Reproduce the listing below in full and without alteration, apart from its pictures.

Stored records
--- START ---

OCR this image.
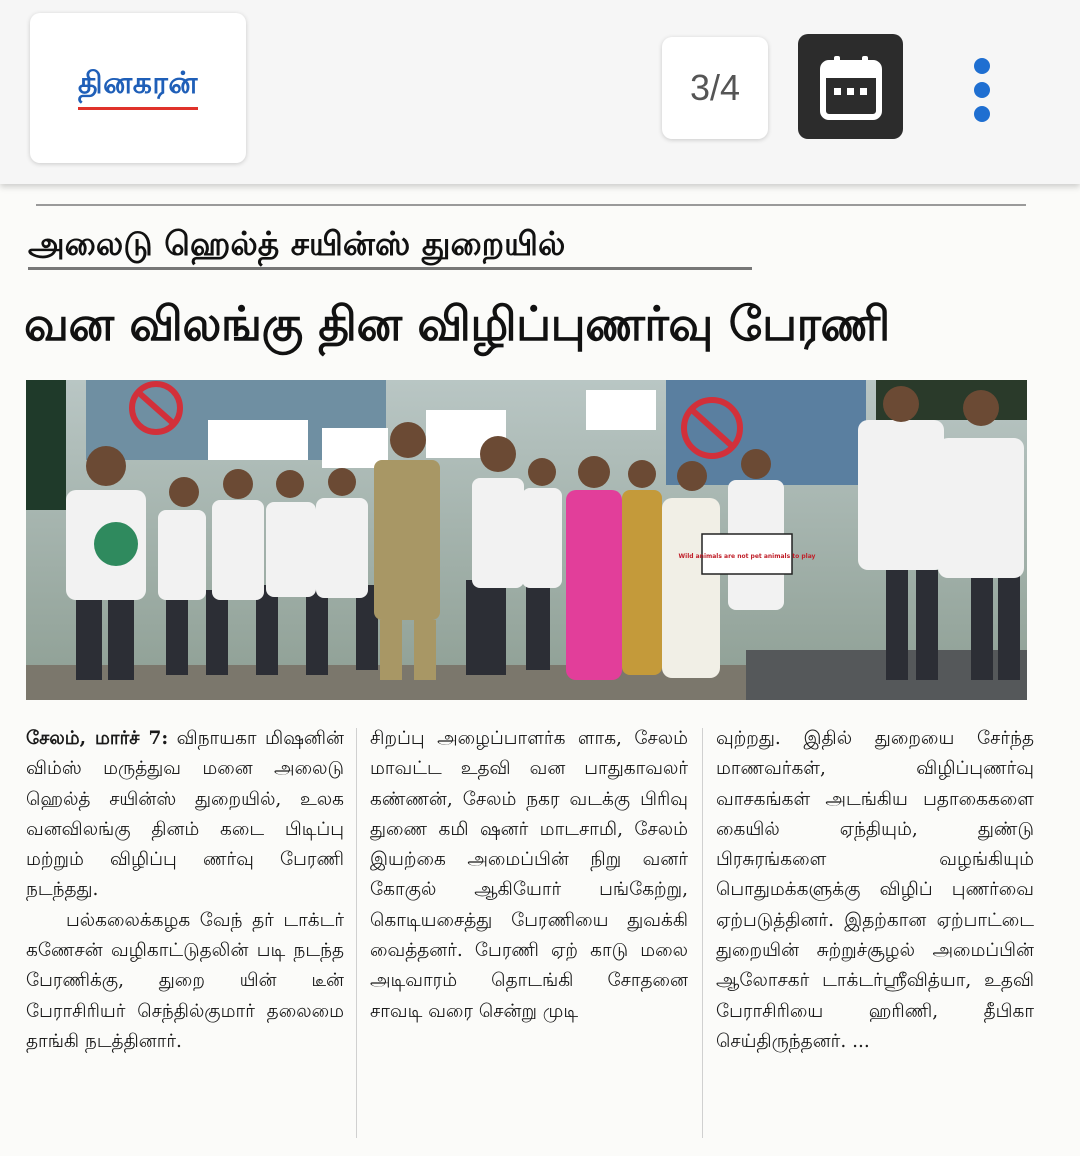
தினகரன்	3/4
அலைடு ஹெல்த் சயின்ஸ் துறையில்
வன விலங்கு தின விழிப்புணர்வு பேரணி
Wild animals are not pet animals to play

சேலம், மார்ச் 7: விநாயகா மிஷனின் விம்ஸ் மருத்துவ மனை அலைடு ஹெல்த் சயின்ஸ் துறையில், உலக வனவிலங்கு தினம் கடை பிடிப்பு மற்றும் விழிப்பு ணர்வு பேரணி நடந்தது.

பல்கலைக்கழக வேந் தர் டாக்டர் கணேசன் வழிகாட்டுதலின் படி நடந்த பேரணிக்கு, துறை யின் டீன் பேராசிரியர் செந்தில்குமார் தலைமை தாங்கி நடத்தினார்.

சிறப்பு அழைப்பாளர்க ளாக, சேலம் மாவட்ட உதவி வன பாதுகாவலர் கண்ணன், சேலம் நகர வடக்கு பிரிவு துணை கமி ஷனர் மாடசாமி, சேலம் இயற்கை அமைப்பின் நிறு வனர் கோகுல் ஆகியோர் பங்கேற்று, கொடியசைத்து பேரணியை துவக்கி வைத்தனர். பேரணி ஏற் காடு மலை அடிவாரம் தொடங்கி சோதனை சாவடி வரை சென்று முடி

வுற்றது. இதில் துறையை சேர்ந்த மாணவர்கள், விழிப்புணர்வு வாசகங்கள் அடங்கிய பதாகைகளை கையில் ஏந்தியும், துண்டு பிரசுரங்களை வழங்கியும் பொதுமக்களுக்கு விழிப் புணர்வை ஏற்படுத்தினர். இதற்கான ஏற்பாட்டை துறையின் சுற்றுச்சூழல் அமைப்பின் ஆலோசகர் டாக்டர்ஸ்ரீவித்யா, உதவி பேராசிரியை ஹரிணி, தீபிகா செய்திருந்தனர். ...
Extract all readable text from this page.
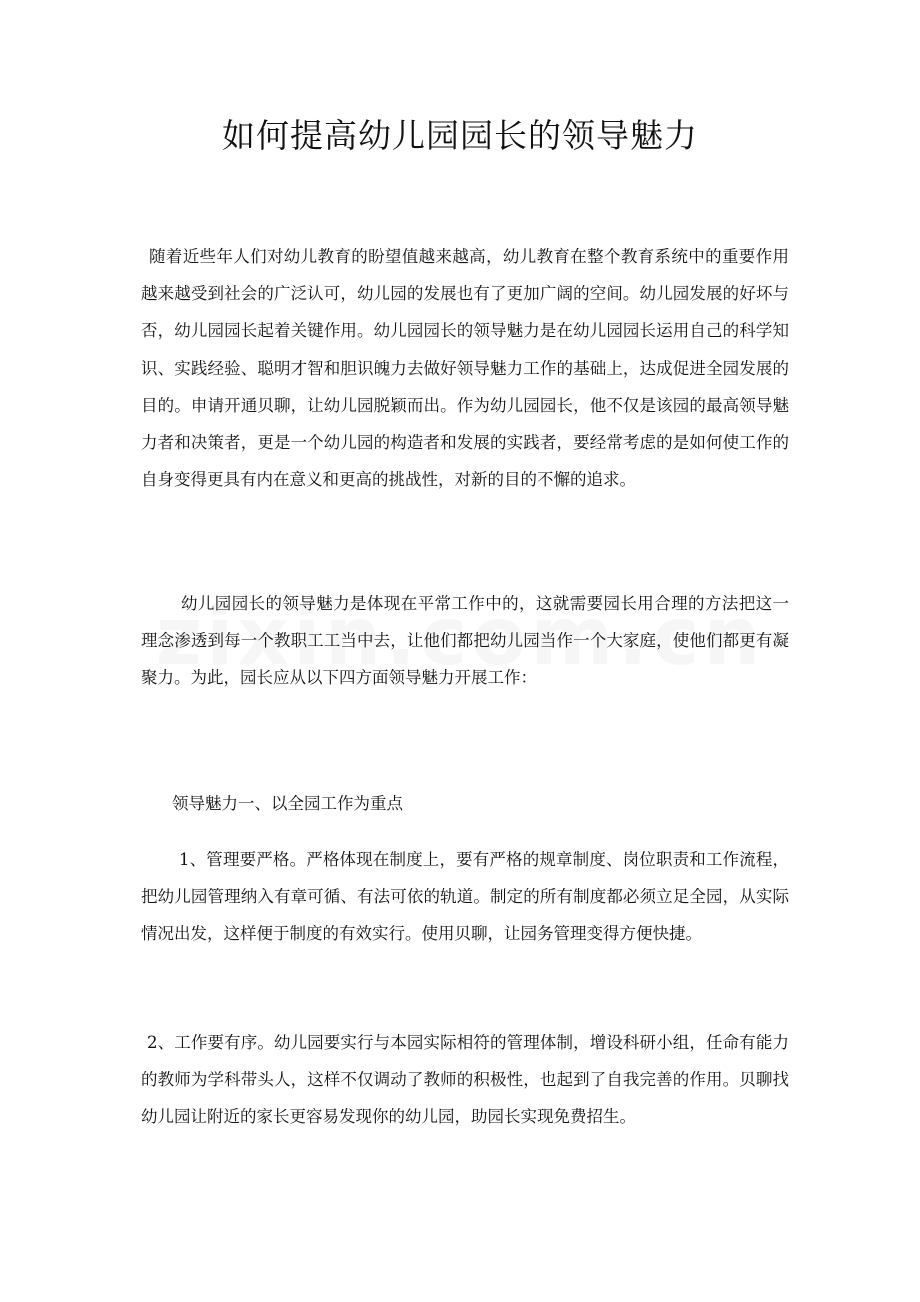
如何提高幼儿园园长的领导魅力

随着近些年人们对幼儿教育的盼望值越来越高，幼儿教育在整个教育系统中的重要作用越来越受到社会的广泛认可，幼儿园的发展也有了更加广阔的空间。幼儿园发展的好坏与否，幼儿园园长起着关键作用。幼儿园园长的领导魅力是在幼儿园园长运用自己的科学知识、实践经验、聪明才智和胆识魄力去做好领导魅力工作的基础上，达成促进全园发展的目的。申请开通贝聊，让幼儿园脱颖而出。作为幼儿园园长，他不仅是该园的最高领导魅力者和决策者，更是一个幼儿园的构造者和发展的实践者，要经常考虑的是如何使工作的自身变得更具有内在意义和更高的挑战性，对新的目的不懈的追求。

幼儿园园长的领导魅力是体现在平常工作中的，这就需要园长用合理的方法把这一理念渗透到每一个教职工工当中去，让他们都把幼儿园当作一个大家庭，使他们都更有凝聚力。为此，园长应从以下四方面领导魅力开展工作：

领导魅力一、以全园工作为重点

1、管理要严格。严格体现在制度上，要有严格的规章制度、岗位职责和工作流程，把幼儿园管理纳入有章可循、有法可依的轨道。制定的所有制度都必须立足全园，从实际情况出发，这样便于制度的有效实行。使用贝聊，让园务管理变得方便快捷。

2、工作要有序。幼儿园要实行与本园实际相符的管理体制，增设科研小组，任命有能力的教师为学科带头人，这样不仅调动了教师的积极性，也起到了自我完善的作用。贝聊找幼儿园让附近的家长更容易发现你的幼儿园，助园长实现免费招生。
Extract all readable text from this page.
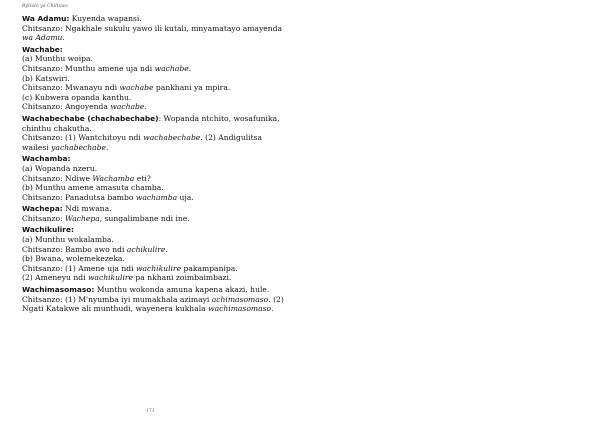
Býtlolo ya Chiltswo

Wa Adamu: Kuyenda wapansi.

Chitsanzo: Ngakhale sukulu yawo ili kutali, mnyamatayo amayenda wa Adamu.

Wachabe:

(a) Munthu woipa.

Chitsanzo: Munthu amene uja ndi wachabe.

(b) Katswiri.

Chitsanzo: Mwanayu ndi wachabe pankhani ya mpira.

(c) Kubwera opanda kanthu.

Chitsanzo: Angoyenda wachabe.

Wachabechabe (chachabechabe): Wopanda ntchito, wosafunika, chinthu chakutha.

Chitsanzo: (1) Wantchitoyu ndi wachabechabe. (2) Andigulitsa wailesi yachabechabe.

Wachamba:

(a) Wopanda nzeru.

Chitsanzo: Ndiwe Wachamba eti?

(b) Munthu amene amasuta chamba.

Chitsanzo: Panadutsa bambo wachamba uja.

Wachepa: Ndi mwana.

Chitsanzo: Wachepa, sungalimbane ndi ine.

Wachikulire:

(a) Munthu wokalamba.

Chitsanzo: Bambo awo ndi achikulire.

(b) Bwana, wolemekezeka.

Chitsanzo: (1) Amene uja ndi wachikulire pakampanipa.

(2) Ameneyu ndi wachikulire pa nkhani zoimbaimbazi.

Wachimasomaso: Munthu wokonda amuna kapena akazi, hule.

Chitsanzo: (1) M'nyumba iyi mumakhala azimayi achimasomaso. (2) Ngati Katakwe ali munthudi, wayenera kukhala wachimasomaso.

171
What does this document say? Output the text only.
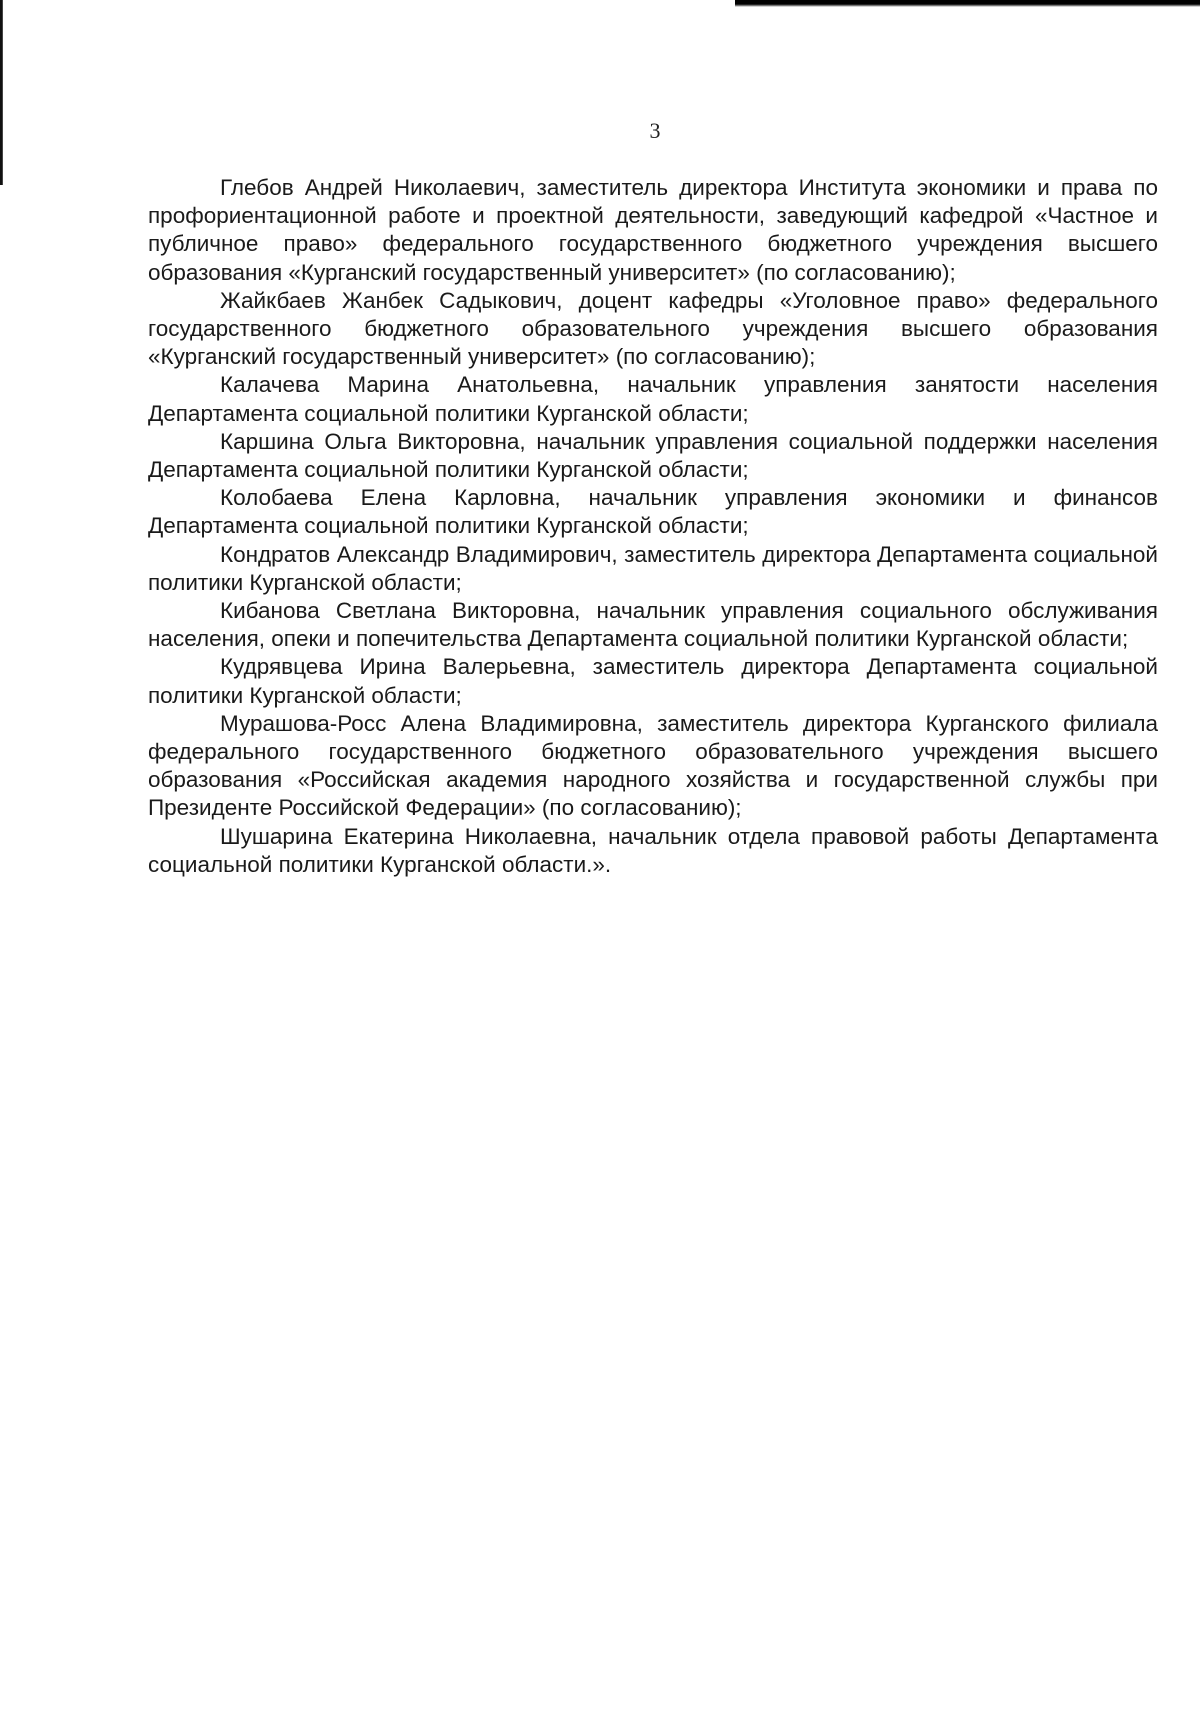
3

Глебов Андрей Николаевич, заместитель директора Института экономики и права по профориентационной работе и проектной деятельности, заведующий кафедрой «Частное и публичное право» федерального государственного бюджетного учреждения высшего образования «Курганский государственный университет» (по согласованию);

Жайкбаев Жанбек Садыкович, доцент кафедры «Уголовное право» федерального государственного бюджетного образовательного учреждения высшего образования «Курганский государственный университет» (по согласованию);

Калачева Марина Анатольевна, начальник управления занятости населения Департамента социальной политики Курганской области;

Каршина Ольга Викторовна, начальник управления социальной поддержки населения Департамента социальной политики Курганской области;

Колобаева Елена Карловна, начальник управления экономики и финансов Департамента социальной политики Курганской области;

Кондратов Александр Владимирович, заместитель директора Департамента социальной политики Курганской области;

Кибанова Светлана Викторовна, начальник управления социального обслуживания населения, опеки и попечительства Департамента социальной политики Курганской области;

Кудрявцева Ирина Валерьевна, заместитель директора Департамента социальной политики Курганской области;

Мурашова-Росс Алена Владимировна, заместитель директора Курганского филиала федерального государственного бюджетного образовательного учреждения высшего образования «Российская академия народного хозяйства и государственной службы при Президенте Российской Федерации» (по согласованию);

Шушарина Екатерина Николаевна, начальник отдела правовой работы Департамента социальной политики Курганской области.».
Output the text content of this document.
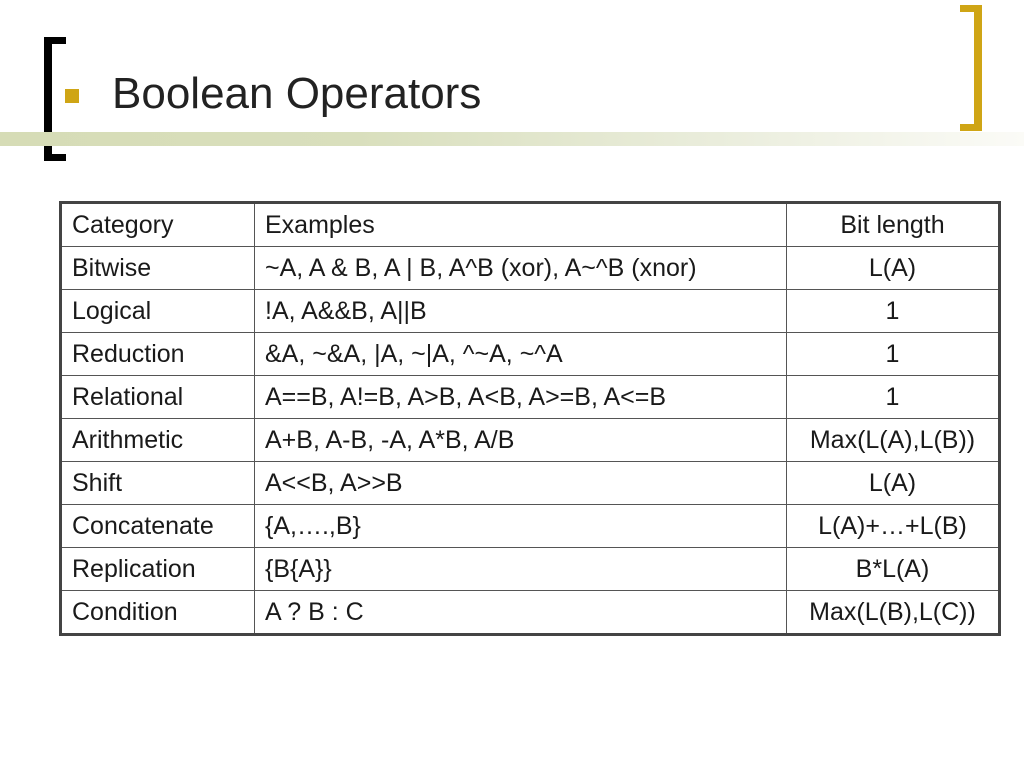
Boolean Operators
Category	Examples	Bit length
Bitwise	~A, A & B, A | B, A^B (xor), A~^B (xnor)	L(A)
Logical	!A, A&&B, A||B	1
Reduction	&A, ~&A, |A, ~|A, ^~A, ~^A	1
Relational	A==B, A!=B, A>B, A<B, A>=B, A<=B	1
Arithmetic	A+B, A-B, -A, A*B, A/B	Max(L(A),L(B))
Shift	A<<B, A>>B	L(A)
Concatenate	{A,….,B}	L(A)+…+L(B)
Replication	{B{A}}	B*L(A)
Condition	A ? B : C	Max(L(B),L(C))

--- END ---

Answer to this problem
OCR this image.
தினகரன்	3/4
அலைடு ஹெல்த் சயின்ஸ் துறையில்
வன விலங்கு தின விழிப்புணர்வு பேரணி
Wild animals are not pet animals to play

சேலம், மார்ச் 7: விநாயகா மிஷனின் விம்ஸ் மருத்துவ மனை அலைடு ஹெல்த் சயின்ஸ் துறையில், உலக வனவிலங்கு தினம் கடை பிடிப்பு மற்றும் விழிப்பு ணர்வு பேரணி நடந்தது.

பல்கலைக்கழக வேந் தர் டாக்டர் கணேசன் வழிகாட்டுதலின் படி நடந்த பேரணிக்கு, துறை யின் டீன் பேராசிரியர் செந்தில்குமார் தலைமை தாங்கி நடத்தினார்.

சிறப்பு அழைப்பாளர்க ளாக, சேலம் மாவட்ட உதவி வன பாதுகாவலர் கண்ணன், சேலம் நகர வடக்கு பிரிவு துணை கமி ஷனர் மாடசாமி, சேலம் இயற்கை அமைப்பின் நிறு வனர் கோகுல் ஆகியோர் பங்கேற்று, கொடியசைத்து பேரணியை துவக்கி வைத்தனர். பேரணி ஏற் காடு மலை அடிவாரம் தொடங்கி சோதனை சாவடி வரை சென்று முடி

வுற்றது. இதில் துறையை சேர்ந்த மாணவர்கள், விழிப்புணர்வு வாசகங்கள் அடங்கிய பதாகைகளை கையில் ஏந்தியும், துண்டு பிரசுரங்களை வழங்கியும் பொதுமக்களுக்கு விழிப் புணர்வை ஏற்படுத்தினர். இதற்கான ஏற்பாட்டை துறையின் சுற்றுச்சூழல் அமைப்பின் ஆலோசகர் டாக்டர்ஸ்ரீவித்யா, உதவி பேராசிரியை ஹரிணி, தீபிகா செய்திருந்தனர். ...
Extract all readable text from this page.
如何提高幼儿园园长的领导魅力

随着近些年人们对幼儿教育的盼望值越来越高，幼儿教育在整个教育系统中的重要作用越来越受到社会的广泛认可，幼儿园的发展也有了更加广阔的空间。幼儿园发展的好坏与否，幼儿园园长起着关键作用。幼儿园园长的领导魅力是在幼儿园园长运用自己的科学知识、实践经验、聪明才智和胆识魄力去做好领导魅力工作的基础上，达成促进全园发展的目的。申请开通贝聊，让幼儿园脱颖而出。作为幼儿园园长，他不仅是该园的最高领导魅力者和决策者，更是一个幼儿园的构造者和发展的实践者，要经常考虑的是如何使工作的自身变得更具有内在意义和更高的挑战性，对新的目的不懈的追求。

幼儿园园长的领导魅力是体现在平常工作中的，这就需要园长用合理的方法把这一理念渗透到每一个教职工工当中去，让他们都把幼儿园当作一个大家庭，使他们都更有凝聚力。为此，园长应从以下四方面领导魅力开展工作：

领导魅力一、以全园工作为重点

1、管理要严格。严格体现在制度上，要有严格的规章制度、岗位职责和工作流程，把幼儿园管理纳入有章可循、有法可依的轨道。制定的所有制度都必须立足全园，从实际情况出发，这样便于制度的有效实行。使用贝聊，让园务管理变得方便快捷。

2、工作要有序。幼儿园要实行与本园实际相符的管理体制，增设科研小组，任命有能力的教师为学科带头人，这样不仅调动了教师的积极性，也起到了自我完善的作用。贝聊找幼儿园让附近的家长更容易发现你的幼儿园，助园长实现免费招生。
Extract all readable text from this page.
Býtlolo ya Chiltswo

Wa Adamu: Kuyenda wapansi.

Chitsanzo: Ngakhale sukulu yawo ili kutali, mnyamatayo amayenda wa Adamu.

Wachabe:

(a) Munthu woipa.

Chitsanzo: Munthu amene uja ndi wachabe.

(b) Katswiri.

Chitsanzo: Mwanayu ndi wachabe pankhani ya mpira.

(c) Kubwera opanda kanthu.

Chitsanzo: Angoyenda wachabe.

Wachabechabe (chachabechabe): Wopanda ntchito, wosafunika, chinthu chakutha.

Chitsanzo: (1) Wantchitoyu ndi wachabechabe. (2) Andigulitsa wailesi yachabechabe.

Wachamba:

(a) Wopanda nzeru.

Chitsanzo: Ndiwe Wachamba eti?

(b) Munthu amene amasuta chamba.

Chitsanzo: Panadutsa bambo wachamba uja.

Wachepa: Ndi mwana.

Chitsanzo: Wachepa, sungalimbane ndi ine.

Wachikulire:

(a) Munthu wokalamba.

Chitsanzo: Bambo awo ndi achikulire.

(b) Bwana, wolemekezeka.

Chitsanzo: (1) Amene uja ndi wachikulire pakampanipa.

(2) Ameneyu ndi wachikulire pa nkhani zoimbaimbazi.

Wachimasomaso: Munthu wokonda amuna kapena akazi, hule.

Chitsanzo: (1) M'nyumba iyi mumakhala azimayi achimasomaso. (2) Ngati Katakwe ali munthudi, wayenera kukhala wachimasomaso.

171
What does this document say? Output the text only.
3

Глебов Андрей Николаевич, заместитель директора Института экономики и права по профориентационной работе и проектной деятельности, заведующий кафедрой «Частное и публичное право» федерального государственного бюджетного учреждения высшего образования «Курганский государственный университет» (по согласованию);

Жайкбаев Жанбек Садыкович, доцент кафедры «Уголовное право» федерального государственного бюджетного образовательного учреждения высшего образования «Курганский государственный университет» (по согласованию);

Калачева Марина Анатольевна, начальник управления занятости населения Департамента социальной политики Курганской области;

Каршина Ольга Викторовна, начальник управления социальной поддержки населения Департамента социальной политики Курганской области;

Колобаева Елена Карловна, начальник управления экономики и финансов Департамента социальной политики Курганской области;

Кондратов Александр Владимирович, заместитель директора Департамента социальной политики Курганской области;

Кибанова Светлана Викторовна, начальник управления социального обслуживания населения, опеки и попечительства Департамента социальной политики Курганской области;

Кудрявцева Ирина Валерьевна, заместитель директора Департамента социальной политики Курганской области;

Мурашова-Росс Алена Владимировна, заместитель директора Курганского филиала федерального государственного бюджетного образовательного учреждения высшего образования «Российская академия народного хозяйства и государственной службы при Президенте Российской Федерации» (по согласованию);

Шушарина Екатерина Николаевна, начальник отдела правовой работы Департамента социальной политики Курганской области.».
Output the text content of this document.
Boolean Operators
Category	Examples	Bit length
Bitwise	~A, A & B, A | B, A^B (xor), A~^B (xnor)	L(A)
Logical	!A, A&&B, A||B	1
Reduction	&A, ~&A, |A, ~|A, ^~A, ~^A	1
Relational	A==B, A!=B, A>B, A<B, A>=B, A<=B	1
Arithmetic	A+B, A-B, -A, A*B, A/B	Max(L(A),L(B))
Shift	A<<B, A>>B	L(A)
Concatenate	{A,….,B}	L(A)+…+L(B)
Replication	{B{A}}	B*L(A)
Condition	A ? B : C	Max(L(B),L(C))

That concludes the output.